[Dataset records]
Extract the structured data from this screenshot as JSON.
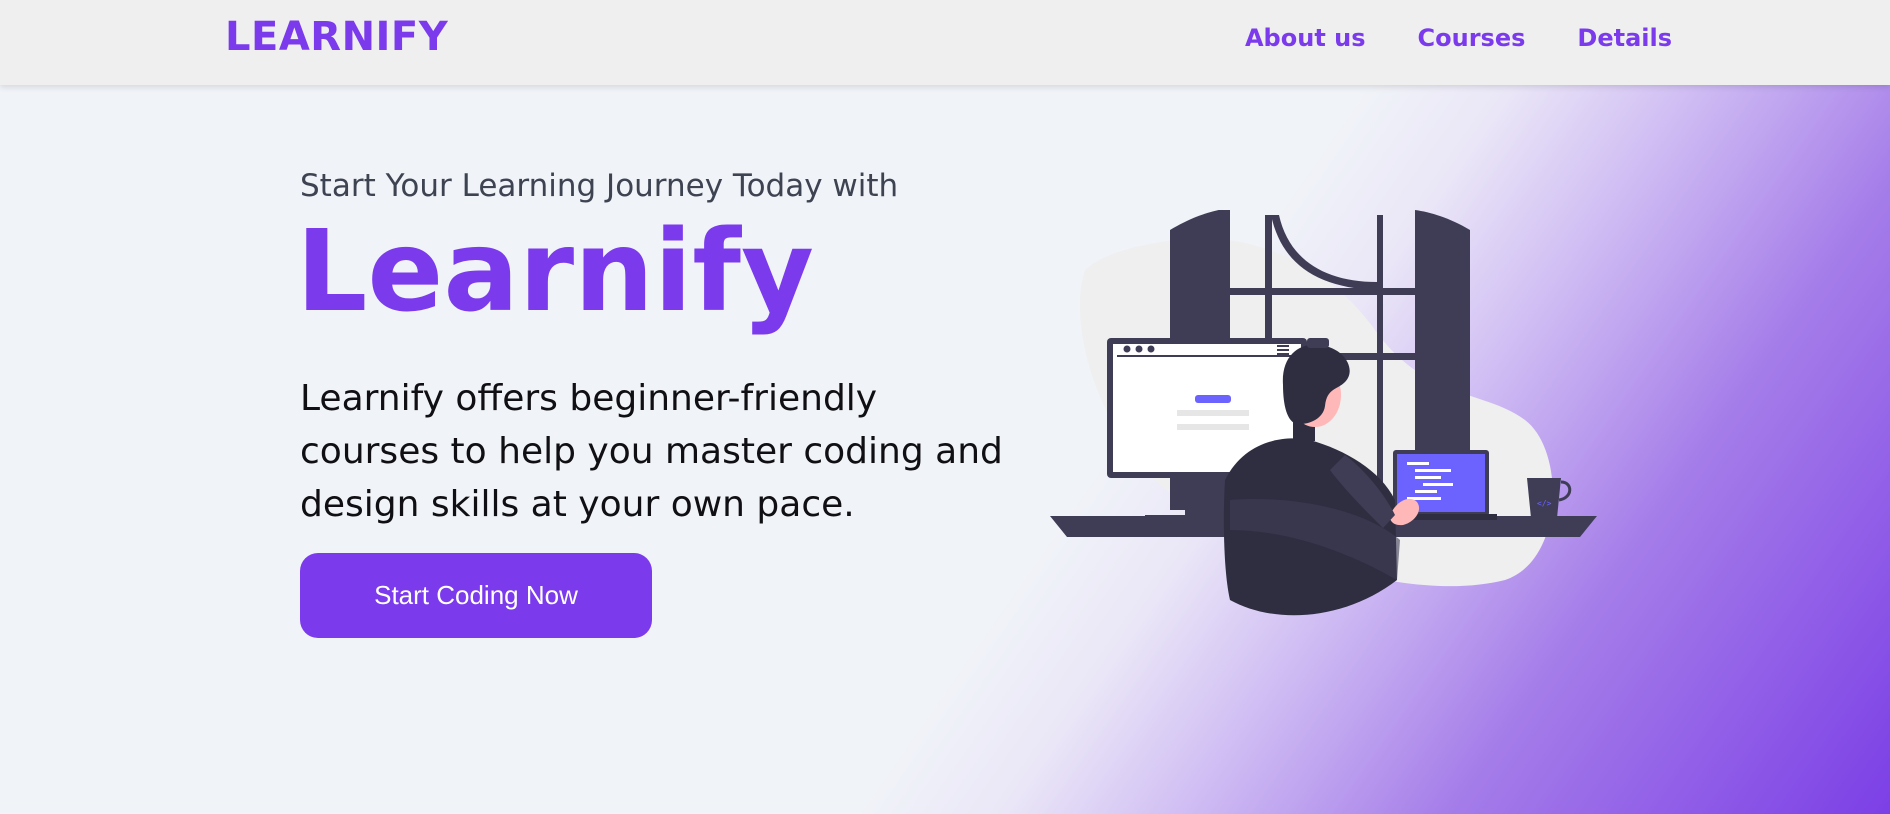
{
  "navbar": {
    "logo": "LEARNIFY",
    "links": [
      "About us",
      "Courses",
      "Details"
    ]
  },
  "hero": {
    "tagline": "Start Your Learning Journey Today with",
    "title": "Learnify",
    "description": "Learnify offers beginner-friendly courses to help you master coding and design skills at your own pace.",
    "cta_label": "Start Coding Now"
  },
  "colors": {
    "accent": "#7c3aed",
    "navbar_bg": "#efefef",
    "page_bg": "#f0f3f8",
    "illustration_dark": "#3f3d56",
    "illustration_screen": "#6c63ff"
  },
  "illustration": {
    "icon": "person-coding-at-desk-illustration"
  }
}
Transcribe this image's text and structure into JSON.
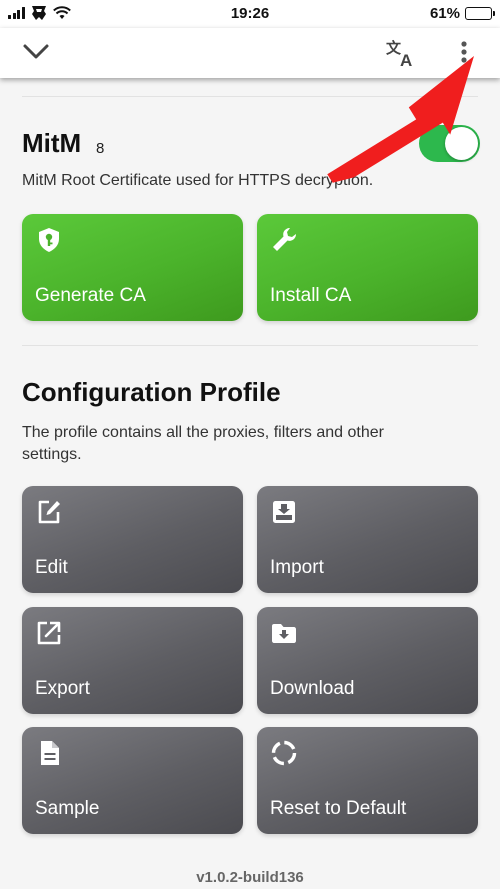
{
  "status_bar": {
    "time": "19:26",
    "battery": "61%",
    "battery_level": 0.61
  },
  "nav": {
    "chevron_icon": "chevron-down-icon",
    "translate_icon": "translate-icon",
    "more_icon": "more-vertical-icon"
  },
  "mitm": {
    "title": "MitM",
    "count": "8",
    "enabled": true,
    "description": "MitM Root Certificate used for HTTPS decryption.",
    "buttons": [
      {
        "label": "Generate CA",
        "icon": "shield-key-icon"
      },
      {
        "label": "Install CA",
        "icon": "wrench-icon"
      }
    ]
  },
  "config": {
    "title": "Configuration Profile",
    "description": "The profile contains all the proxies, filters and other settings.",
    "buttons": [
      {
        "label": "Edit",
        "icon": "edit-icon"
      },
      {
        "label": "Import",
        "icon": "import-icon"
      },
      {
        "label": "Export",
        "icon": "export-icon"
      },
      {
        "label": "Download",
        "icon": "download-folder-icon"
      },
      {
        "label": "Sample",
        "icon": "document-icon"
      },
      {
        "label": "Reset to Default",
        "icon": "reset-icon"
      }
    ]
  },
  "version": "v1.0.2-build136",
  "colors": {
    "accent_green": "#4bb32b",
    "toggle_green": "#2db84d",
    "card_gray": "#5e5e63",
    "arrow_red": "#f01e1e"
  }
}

■ Exercise details:
Copy all lines above containing the string "icon".

■ Solution for this exercise:
    "icon": "person-coding-at-desk-illustration"
    "chevron_icon": "chevron-down-icon",
    "translate_icon": "translate-icon",
    "more_icon": "more-vertical-icon"
        "icon": "shield-key-icon"
        "icon": "wrench-icon"
        "icon": "edit-icon"
        "icon": "import-icon"
        "icon": "export-icon"
        "icon": "download-folder-icon"
        "icon": "document-icon"
        "icon": "reset-icon"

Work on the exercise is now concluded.